◆ **What the task asks**:
The data below must be copied in full and without any change.
-- start of Records for this task --
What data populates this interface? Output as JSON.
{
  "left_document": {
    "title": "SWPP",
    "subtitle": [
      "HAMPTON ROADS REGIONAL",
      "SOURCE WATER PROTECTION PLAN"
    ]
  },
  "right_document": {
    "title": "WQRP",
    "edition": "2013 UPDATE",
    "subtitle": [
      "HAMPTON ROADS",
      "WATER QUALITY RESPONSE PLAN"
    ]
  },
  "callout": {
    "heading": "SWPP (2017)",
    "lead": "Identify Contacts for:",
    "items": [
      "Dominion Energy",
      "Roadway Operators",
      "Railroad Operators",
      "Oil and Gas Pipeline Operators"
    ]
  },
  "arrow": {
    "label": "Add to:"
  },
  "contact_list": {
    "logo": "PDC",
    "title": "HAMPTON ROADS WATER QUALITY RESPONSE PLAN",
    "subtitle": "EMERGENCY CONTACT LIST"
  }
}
-- end of Records for this task --
◆ **Answer for the task**:
What data populates this interface? Output as JSON.
{
  "left_document": {
    "title": "SWPP",
    "subtitle": [
      "HAMPTON ROADS REGIONAL",
      "SOURCE WATER PROTECTION PLAN"
    ]
  },
  "right_document": {
    "title": "WQRP",
    "edition": "2013 UPDATE",
    "subtitle": [
      "HAMPTON ROADS",
      "WATER QUALITY RESPONSE PLAN"
    ]
  },
  "callout": {
    "heading": "SWPP (2017)",
    "lead": "Identify Contacts for:",
    "items": [
      "Dominion Energy",
      "Roadway Operators",
      "Railroad Operators",
      "Oil and Gas Pipeline Operators"
    ]
  },
  "arrow": {
    "label": "Add to:"
  },
  "contact_list": {
    "logo": "PDC",
    "title": "HAMPTON ROADS WATER QUALITY RESPONSE PLAN",
    "subtitle": "EMERGENCY CONTACT LIST"
  }
}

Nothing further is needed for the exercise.